● Requirement
A word-for-word restatement of every record is required.

● Data supplied
╭──

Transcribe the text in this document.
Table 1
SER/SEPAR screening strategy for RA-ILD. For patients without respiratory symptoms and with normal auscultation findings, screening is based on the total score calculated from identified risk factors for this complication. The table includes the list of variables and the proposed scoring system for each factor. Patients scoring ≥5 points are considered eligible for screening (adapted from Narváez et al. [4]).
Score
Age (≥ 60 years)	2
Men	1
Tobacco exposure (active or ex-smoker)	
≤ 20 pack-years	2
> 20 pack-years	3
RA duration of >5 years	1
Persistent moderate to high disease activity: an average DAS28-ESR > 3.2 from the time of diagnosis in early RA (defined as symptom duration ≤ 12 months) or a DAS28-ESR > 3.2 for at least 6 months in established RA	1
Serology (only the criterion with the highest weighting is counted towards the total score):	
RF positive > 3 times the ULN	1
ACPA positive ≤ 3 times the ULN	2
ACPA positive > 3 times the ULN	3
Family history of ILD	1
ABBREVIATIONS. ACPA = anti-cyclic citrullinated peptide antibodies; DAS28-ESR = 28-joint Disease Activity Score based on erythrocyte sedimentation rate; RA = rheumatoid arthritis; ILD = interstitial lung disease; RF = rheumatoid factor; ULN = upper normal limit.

╰──

● Result of the task
Transcribe the text in this document.
Table 1
SER/SEPAR screening strategy for RA-ILD. For patients without respiratory symptoms and with normal auscultation findings, screening is based on the total score calculated from identified risk factors for this complication. The table includes the list of variables and the proposed scoring system for each factor. Patients scoring ≥5 points are considered eligible for screening (adapted from Narváez et al. [4]).
Score
Age (≥ 60 years)	2
Men	1
Tobacco exposure (active or ex-smoker)	
≤ 20 pack-years	2
> 20 pack-years	3
RA duration of >5 years	1
Persistent moderate to high disease activity: an average DAS28-ESR > 3.2 from the time of diagnosis in early RA (defined as symptom duration ≤ 12 months) or a DAS28-ESR > 3.2 for at least 6 months in established RA	1
Serology (only the criterion with the highest weighting is counted towards the total score):	
RF positive > 3 times the ULN	1
ACPA positive ≤ 3 times the ULN	2
ACPA positive > 3 times the ULN	3
Family history of ILD	1
ABBREVIATIONS. ACPA = anti-cyclic citrullinated peptide antibodies; DAS28-ESR = 28-joint Disease Activity Score based on erythrocyte sedimentation rate; RA = rheumatoid arthritis; ILD = interstitial lung disease; RF = rheumatoid factor; ULN = upper normal limit.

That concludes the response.